WORK TO DO: Reproduce the rows verbatim from the first row through the row containing "0, 849, 527]", with both of those rows included.

STORED DATA:

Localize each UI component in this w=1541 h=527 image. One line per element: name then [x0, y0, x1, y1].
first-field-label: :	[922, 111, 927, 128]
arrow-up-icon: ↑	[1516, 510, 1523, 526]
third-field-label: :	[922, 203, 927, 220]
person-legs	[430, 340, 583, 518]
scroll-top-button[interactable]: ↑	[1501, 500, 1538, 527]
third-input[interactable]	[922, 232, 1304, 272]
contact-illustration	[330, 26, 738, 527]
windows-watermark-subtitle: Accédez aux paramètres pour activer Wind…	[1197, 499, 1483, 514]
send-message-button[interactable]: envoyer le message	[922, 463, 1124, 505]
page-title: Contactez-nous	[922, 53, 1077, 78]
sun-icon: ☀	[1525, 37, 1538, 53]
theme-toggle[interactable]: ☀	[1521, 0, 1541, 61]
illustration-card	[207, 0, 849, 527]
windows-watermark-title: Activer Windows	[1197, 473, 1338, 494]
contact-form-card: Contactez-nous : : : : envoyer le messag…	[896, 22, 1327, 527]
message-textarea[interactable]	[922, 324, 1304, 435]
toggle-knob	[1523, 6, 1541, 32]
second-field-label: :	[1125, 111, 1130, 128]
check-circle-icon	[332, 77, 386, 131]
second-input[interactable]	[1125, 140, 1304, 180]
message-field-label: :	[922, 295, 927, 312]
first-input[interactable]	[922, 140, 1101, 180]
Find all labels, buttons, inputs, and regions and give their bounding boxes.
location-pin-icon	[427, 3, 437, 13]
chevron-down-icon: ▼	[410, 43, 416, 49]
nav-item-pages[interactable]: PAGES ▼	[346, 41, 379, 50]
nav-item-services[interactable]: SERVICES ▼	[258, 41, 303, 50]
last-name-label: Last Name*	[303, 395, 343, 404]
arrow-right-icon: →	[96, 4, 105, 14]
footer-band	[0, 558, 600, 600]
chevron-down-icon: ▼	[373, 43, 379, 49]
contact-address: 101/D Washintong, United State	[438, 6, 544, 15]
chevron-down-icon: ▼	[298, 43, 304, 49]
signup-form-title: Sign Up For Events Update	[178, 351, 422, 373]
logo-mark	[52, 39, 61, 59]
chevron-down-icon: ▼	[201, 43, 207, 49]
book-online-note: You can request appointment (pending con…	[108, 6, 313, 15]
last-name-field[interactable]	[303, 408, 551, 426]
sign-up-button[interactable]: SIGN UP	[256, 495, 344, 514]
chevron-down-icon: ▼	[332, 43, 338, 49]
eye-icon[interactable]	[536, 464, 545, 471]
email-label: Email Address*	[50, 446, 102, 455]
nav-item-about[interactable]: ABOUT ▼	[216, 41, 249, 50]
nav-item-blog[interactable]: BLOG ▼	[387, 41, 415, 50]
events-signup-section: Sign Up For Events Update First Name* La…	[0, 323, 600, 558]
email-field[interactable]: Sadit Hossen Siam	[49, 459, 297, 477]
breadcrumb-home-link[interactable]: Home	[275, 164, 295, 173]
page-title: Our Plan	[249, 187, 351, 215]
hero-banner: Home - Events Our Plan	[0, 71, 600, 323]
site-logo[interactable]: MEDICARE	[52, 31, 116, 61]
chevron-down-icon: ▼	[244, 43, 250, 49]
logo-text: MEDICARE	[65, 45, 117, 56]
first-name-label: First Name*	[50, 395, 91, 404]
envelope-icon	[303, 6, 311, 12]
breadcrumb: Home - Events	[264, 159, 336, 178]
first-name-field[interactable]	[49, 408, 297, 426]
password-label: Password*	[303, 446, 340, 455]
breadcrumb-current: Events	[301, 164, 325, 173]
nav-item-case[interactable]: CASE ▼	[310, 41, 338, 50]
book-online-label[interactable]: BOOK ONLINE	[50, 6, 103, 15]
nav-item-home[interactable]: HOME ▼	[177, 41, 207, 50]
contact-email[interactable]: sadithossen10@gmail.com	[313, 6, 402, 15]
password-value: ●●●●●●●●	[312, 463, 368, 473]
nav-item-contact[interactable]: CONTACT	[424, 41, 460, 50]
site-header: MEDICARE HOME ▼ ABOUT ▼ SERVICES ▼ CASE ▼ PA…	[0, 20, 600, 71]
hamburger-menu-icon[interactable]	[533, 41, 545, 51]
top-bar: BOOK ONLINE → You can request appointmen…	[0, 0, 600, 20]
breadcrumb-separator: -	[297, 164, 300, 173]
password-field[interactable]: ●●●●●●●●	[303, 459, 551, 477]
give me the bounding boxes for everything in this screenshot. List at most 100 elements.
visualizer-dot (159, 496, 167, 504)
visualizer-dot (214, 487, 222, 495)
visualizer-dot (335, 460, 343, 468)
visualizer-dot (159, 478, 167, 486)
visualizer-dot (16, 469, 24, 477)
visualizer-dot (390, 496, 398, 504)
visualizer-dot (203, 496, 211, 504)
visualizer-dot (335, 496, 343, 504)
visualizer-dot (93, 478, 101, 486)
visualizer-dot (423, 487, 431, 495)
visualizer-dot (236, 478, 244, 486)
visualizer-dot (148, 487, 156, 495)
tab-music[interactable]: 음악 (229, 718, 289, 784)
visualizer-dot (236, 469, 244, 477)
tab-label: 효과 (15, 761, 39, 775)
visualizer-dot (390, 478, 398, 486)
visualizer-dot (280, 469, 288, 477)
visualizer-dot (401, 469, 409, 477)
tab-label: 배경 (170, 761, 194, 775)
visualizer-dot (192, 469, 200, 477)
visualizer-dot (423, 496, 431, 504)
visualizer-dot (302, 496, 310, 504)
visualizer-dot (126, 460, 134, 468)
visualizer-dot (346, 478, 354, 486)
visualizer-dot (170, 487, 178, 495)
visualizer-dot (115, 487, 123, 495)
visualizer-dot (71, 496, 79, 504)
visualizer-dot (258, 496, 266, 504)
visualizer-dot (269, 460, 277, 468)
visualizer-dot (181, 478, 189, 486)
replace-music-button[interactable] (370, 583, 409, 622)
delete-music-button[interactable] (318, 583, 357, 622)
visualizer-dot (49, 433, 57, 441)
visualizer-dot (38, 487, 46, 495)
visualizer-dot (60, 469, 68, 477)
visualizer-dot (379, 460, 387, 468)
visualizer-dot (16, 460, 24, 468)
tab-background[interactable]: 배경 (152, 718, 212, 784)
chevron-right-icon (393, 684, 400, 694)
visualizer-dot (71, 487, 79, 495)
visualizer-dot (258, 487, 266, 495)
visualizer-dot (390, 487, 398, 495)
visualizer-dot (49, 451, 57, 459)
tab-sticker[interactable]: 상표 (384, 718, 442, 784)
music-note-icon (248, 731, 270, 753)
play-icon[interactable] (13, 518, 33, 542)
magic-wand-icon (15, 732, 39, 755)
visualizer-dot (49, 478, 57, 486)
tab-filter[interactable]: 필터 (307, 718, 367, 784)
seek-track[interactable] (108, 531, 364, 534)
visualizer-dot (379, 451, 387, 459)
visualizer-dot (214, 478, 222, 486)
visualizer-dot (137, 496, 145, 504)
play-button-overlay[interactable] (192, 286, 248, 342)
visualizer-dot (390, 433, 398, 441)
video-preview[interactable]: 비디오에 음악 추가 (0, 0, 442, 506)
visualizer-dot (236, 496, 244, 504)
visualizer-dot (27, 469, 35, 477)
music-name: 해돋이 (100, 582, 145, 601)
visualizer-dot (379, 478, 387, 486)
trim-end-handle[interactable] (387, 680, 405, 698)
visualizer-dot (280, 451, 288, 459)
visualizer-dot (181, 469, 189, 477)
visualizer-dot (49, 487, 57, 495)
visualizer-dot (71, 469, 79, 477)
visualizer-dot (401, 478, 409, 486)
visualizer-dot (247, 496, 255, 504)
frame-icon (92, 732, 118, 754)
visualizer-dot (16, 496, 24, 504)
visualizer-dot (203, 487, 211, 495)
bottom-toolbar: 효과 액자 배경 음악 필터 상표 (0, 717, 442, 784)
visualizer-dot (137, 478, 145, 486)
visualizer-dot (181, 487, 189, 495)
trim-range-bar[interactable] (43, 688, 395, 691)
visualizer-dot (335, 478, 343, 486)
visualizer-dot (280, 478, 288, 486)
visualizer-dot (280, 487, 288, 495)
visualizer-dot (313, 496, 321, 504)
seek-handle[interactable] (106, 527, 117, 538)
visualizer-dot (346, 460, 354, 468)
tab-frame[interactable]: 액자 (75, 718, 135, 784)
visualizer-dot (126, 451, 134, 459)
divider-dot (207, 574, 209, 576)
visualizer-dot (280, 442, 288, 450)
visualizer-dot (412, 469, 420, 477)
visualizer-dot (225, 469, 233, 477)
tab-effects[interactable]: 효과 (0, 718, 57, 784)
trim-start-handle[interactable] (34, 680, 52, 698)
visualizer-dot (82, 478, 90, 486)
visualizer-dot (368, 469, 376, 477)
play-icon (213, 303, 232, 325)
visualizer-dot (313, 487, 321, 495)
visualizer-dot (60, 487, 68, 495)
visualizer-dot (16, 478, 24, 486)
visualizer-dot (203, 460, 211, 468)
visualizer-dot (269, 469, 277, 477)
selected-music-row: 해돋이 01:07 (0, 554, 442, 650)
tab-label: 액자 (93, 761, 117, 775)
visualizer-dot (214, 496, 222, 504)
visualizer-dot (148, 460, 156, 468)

WRITTEN ANSWER:
Localize each UI component in this w=1541 h=527 image. One line per element: name then [x0, y0, x1, y1].
first-field-label: :	[922, 111, 927, 128]
arrow-up-icon: ↑	[1516, 510, 1523, 526]
third-field-label: :	[922, 203, 927, 220]
person-legs	[430, 340, 583, 518]
scroll-top-button[interactable]: ↑	[1501, 500, 1538, 527]
third-input[interactable]	[922, 232, 1304, 272]
contact-illustration	[330, 26, 738, 527]
windows-watermark-subtitle: Accédez aux paramètres pour activer Wind…	[1197, 499, 1483, 514]
send-message-button[interactable]: envoyer le message	[922, 463, 1124, 505]
page-title: Contactez-nous	[922, 53, 1077, 78]
sun-icon: ☀	[1525, 37, 1538, 53]
theme-toggle[interactable]: ☀	[1521, 0, 1541, 61]
illustration-card	[207, 0, 849, 527]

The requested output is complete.